▶ _EXERCISE DIRECTIONS_
Any picture in the listing is left out of the copy; all else is duplicated exactly.

▶ _GIVEN INFORMATION_
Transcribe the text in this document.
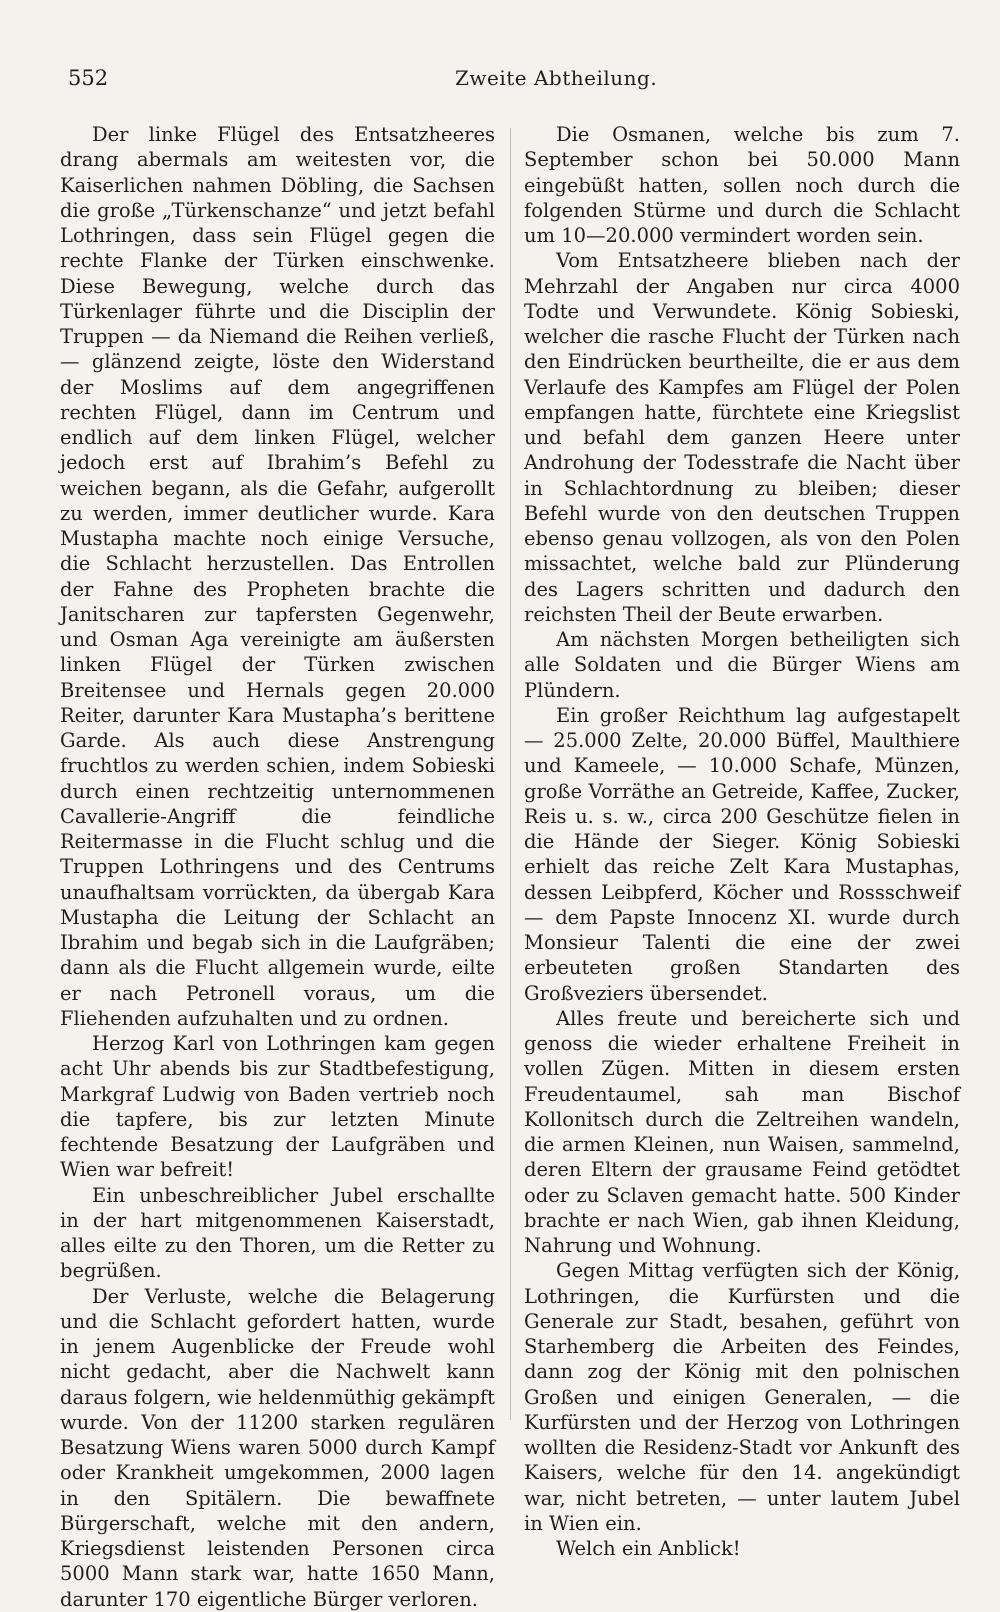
552	Zweite Abtheilung.

Der linke Flügel des Entsatzheeres drang abermals am weitesten vor, die Kaiserlichen nahmen Döbling, die Sachsen die große „Türkenschanze“ und jetzt befahl Lothringen, dass sein Flügel gegen die rechte Flanke der Türken einschwenke. Diese Bewegung, welche durch das Türkenlager führte und die Disciplin der Truppen — da Niemand die Reihen verließ, — glänzend zeigte, löste den Widerstand der Moslims auf dem angegriffenen rechten Flügel, dann im Centrum und endlich auf dem linken Flügel, welcher jedoch erst auf Ibrahim’s Befehl zu weichen begann, als die Gefahr, aufgerollt zu werden, immer deutlicher wurde. Kara Mustapha machte noch einige Versuche, die Schlacht herzustellen. Das Entrollen der Fahne des Propheten brachte die Janitscharen zur tapfersten Gegenwehr, und Osman Aga vereinigte am äußersten linken Flügel der Türken zwischen Breitensee und Hernals gegen 20.000 Reiter, darunter Kara Mustapha’s berittene Garde. Als auch diese Anstrengung fruchtlos zu werden schien, indem Sobieski durch einen rechtzeitig unternommenen Cavallerie-Angriff die feindliche Reitermasse in die Flucht schlug und die Truppen Lothringens und des Centrums unaufhaltsam vorrückten, da übergab Kara Mustapha die Leitung der Schlacht an Ibrahim und begab sich in die Laufgräben; dann als die Flucht allgemein wurde, eilte er nach Petronell voraus, um die Fliehenden aufzuhalten und zu ordnen.

Herzog Karl von Lothringen kam gegen acht Uhr abends bis zur Stadtbefestigung, Markgraf Ludwig von Baden vertrieb noch die tapfere, bis zur letzten Minute fechtende Besatzung der Laufgräben und Wien war befreit!

Ein unbeschreiblicher Jubel erschallte in der hart mitgenommenen Kaiserstadt, alles eilte zu den Thoren, um die Retter zu begrüßen.

Der Verluste, welche die Belagerung und die Schlacht gefordert hatten, wurde in jenem Augenblicke der Freude wohl nicht gedacht, aber die Nachwelt kann daraus folgern, wie heldenmüthig gekämpft wurde. Von der 11200 starken regulären Besatzung Wiens waren 5000 durch Kampf oder Krankheit umgekommen, 2000 lagen in den Spitälern. Die bewaffnete Bürgerschaft, welche mit den andern, Kriegsdienst leistenden Personen circa 5000 Mann stark war, hatte 1650 Mann, darunter 170 eigentliche Bürger verloren.

Die Osmanen, welche bis zum 7. September schon bei 50.000 Mann eingebüßt hatten, sollen noch durch die folgenden Stürme und durch die Schlacht um 10—20.000 vermindert worden sein.

Vom Entsatzheere blieben nach der Mehrzahl der Angaben nur circa 4000 Todte und Verwundete. König Sobieski, welcher die rasche Flucht der Türken nach den Eindrücken beurtheilte, die er aus dem Verlaufe des Kampfes am Flügel der Polen empfangen hatte, fürchtete eine Kriegslist und befahl dem ganzen Heere unter Androhung der Todesstrafe die Nacht über in Schlachtordnung zu bleiben; dieser Befehl wurde von den deutschen Truppen ebenso genau vollzogen, als von den Polen missachtet, welche bald zur Plünderung des Lagers schritten und dadurch den reichsten Theil der Beute erwarben.

Am nächsten Morgen betheiligten sich alle Soldaten und die Bürger Wiens am Plündern.

Ein großer Reichthum lag aufgestapelt — 25.000 Zelte, 20.000 Büffel, Maulthiere und Kameele, — 10.000 Schafe, Münzen, große Vorräthe an Getreide, Kaffee, Zucker, Reis u. s. w., circa 200 Geschütze fielen in die Hände der Sieger. König Sobieski erhielt das reiche Zelt Kara Mustaphas, dessen Leibpferd, Köcher und Rossschweif — dem Papste Innocenz XI. wurde durch Monsieur Talenti die eine der zwei erbeuteten großen Standarten des Großveziers übersendet.

Alles freute und bereicherte sich und genoss die wieder erhaltene Freiheit in vollen Zügen. Mitten in diesem ersten Freudentaumel, sah man Bischof Kollonitsch durch die Zeltreihen wandeln, die armen Kleinen, nun Waisen, sammelnd, deren Eltern der grausame Feind getödtet oder zu Sclaven gemacht hatte. 500 Kinder brachte er nach Wien, gab ihnen Kleidung, Nahrung und Wohnung.

Gegen Mittag verfügten sich der König, Lothringen, die Kurfürsten und die Generale zur Stadt, besahen, geführt von Starhemberg die Arbeiten des Feindes, dann zog der König mit den polnischen Großen und einigen Generalen, — die Kurfürsten und der Herzog von Lothringen wollten die Residenz-Stadt vor Ankunft des Kaisers, welche für den 14. angekündigt war, nicht betreten, — unter lautem Jubel in Wien ein.

Welch ein Anblick!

▶ _TASK OUTPUT_
Transcribe the text in this document.
552	Zweite Abtheilung.

Der linke Flügel des Entsatzheeres drang abermals am weitesten vor, die Kaiserlichen nahmen Döbling, die Sachsen die große „Türkenschanze“ und jetzt befahl Lothringen, dass sein Flügel gegen die rechte Flanke der Türken einschwenke. Diese Bewegung, welche durch das Türkenlager führte und die Disciplin der Truppen — da Niemand die Reihen verließ, — glänzend zeigte, löste den Widerstand der Moslims auf dem angegriffenen rechten Flügel, dann im Centrum und endlich auf dem linken Flügel, welcher jedoch erst auf Ibrahim’s Befehl zu weichen begann, als die Gefahr, aufgerollt zu werden, immer deutlicher wurde. Kara Mustapha machte noch einige Versuche, die Schlacht herzustellen. Das Entrollen der Fahne des Propheten brachte die Janitscharen zur tapfersten Gegenwehr, und Osman Aga vereinigte am äußersten linken Flügel der Türken zwischen Breitensee und Hernals gegen 20.000 Reiter, darunter Kara Mustapha’s berittene Garde. Als auch diese Anstrengung fruchtlos zu werden schien, indem Sobieski durch einen rechtzeitig unternommenen Cavallerie-Angriff die feindliche Reitermasse in die Flucht schlug und die Truppen Lothringens und des Centrums unaufhaltsam vorrückten, da übergab Kara Mustapha die Leitung der Schlacht an Ibrahim und begab sich in die Laufgräben; dann als die Flucht allgemein wurde, eilte er nach Petronell voraus, um die Fliehenden aufzuhalten und zu ordnen.

Herzog Karl von Lothringen kam gegen acht Uhr abends bis zur Stadtbefestigung, Markgraf Ludwig von Baden vertrieb noch die tapfere, bis zur letzten Minute fechtende Besatzung der Laufgräben und Wien war befreit!

Ein unbeschreiblicher Jubel erschallte in der hart mitgenommenen Kaiserstadt, alles eilte zu den Thoren, um die Retter zu begrüßen.

Der Verluste, welche die Belagerung und die Schlacht gefordert hatten, wurde in jenem Augenblicke der Freude wohl nicht gedacht, aber die Nachwelt kann daraus folgern, wie heldenmüthig gekämpft wurde. Von der 11200 starken regulären Besatzung Wiens waren 5000 durch Kampf oder Krankheit umgekommen, 2000 lagen in den Spitälern. Die bewaffnete Bürgerschaft, welche mit den andern, Kriegsdienst leistenden Personen circa 5000 Mann stark war, hatte 1650 Mann, darunter 170 eigentliche Bürger verloren.

Die Osmanen, welche bis zum 7. September schon bei 50.000 Mann eingebüßt hatten, sollen noch durch die folgenden Stürme und durch die Schlacht um 10—20.000 vermindert worden sein.

Vom Entsatzheere blieben nach der Mehrzahl der Angaben nur circa 4000 Todte und Verwundete. König Sobieski, welcher die rasche Flucht der Türken nach den Eindrücken beurtheilte, die er aus dem Verlaufe des Kampfes am Flügel der Polen empfangen hatte, fürchtete eine Kriegslist und befahl dem ganzen Heere unter Androhung der Todesstrafe die Nacht über in Schlachtordnung zu bleiben; dieser Befehl wurde von den deutschen Truppen ebenso genau vollzogen, als von den Polen missachtet, welche bald zur Plünderung des Lagers schritten und dadurch den reichsten Theil der Beute erwarben.

Am nächsten Morgen betheiligten sich alle Soldaten und die Bürger Wiens am Plündern.

Ein großer Reichthum lag aufgestapelt — 25.000 Zelte, 20.000 Büffel, Maulthiere und Kameele, — 10.000 Schafe, Münzen, große Vorräthe an Getreide, Kaffee, Zucker, Reis u. s. w., circa 200 Geschütze fielen in die Hände der Sieger. König Sobieski erhielt das reiche Zelt Kara Mustaphas, dessen Leibpferd, Köcher und Rossschweif — dem Papste Innocenz XI. wurde durch Monsieur Talenti die eine der zwei erbeuteten großen Standarten des Großveziers übersendet.

Alles freute und bereicherte sich und genoss die wieder erhaltene Freiheit in vollen Zügen. Mitten in diesem ersten Freudentaumel, sah man Bischof Kollonitsch durch die Zeltreihen wandeln, die armen Kleinen, nun Waisen, sammelnd, deren Eltern der grausame Feind getödtet oder zu Sclaven gemacht hatte. 500 Kinder brachte er nach Wien, gab ihnen Kleidung, Nahrung und Wohnung.

Gegen Mittag verfügten sich der König, Lothringen, die Kurfürsten und die Generale zur Stadt, besahen, geführt von Starhemberg die Arbeiten des Feindes, dann zog der König mit den polnischen Großen und einigen Generalen, — die Kurfürsten und der Herzog von Lothringen wollten die Residenz-Stadt vor Ankunft des Kaisers, welche für den 14. angekündigt war, nicht betreten, — unter lautem Jubel in Wien ein.

Welch ein Anblick!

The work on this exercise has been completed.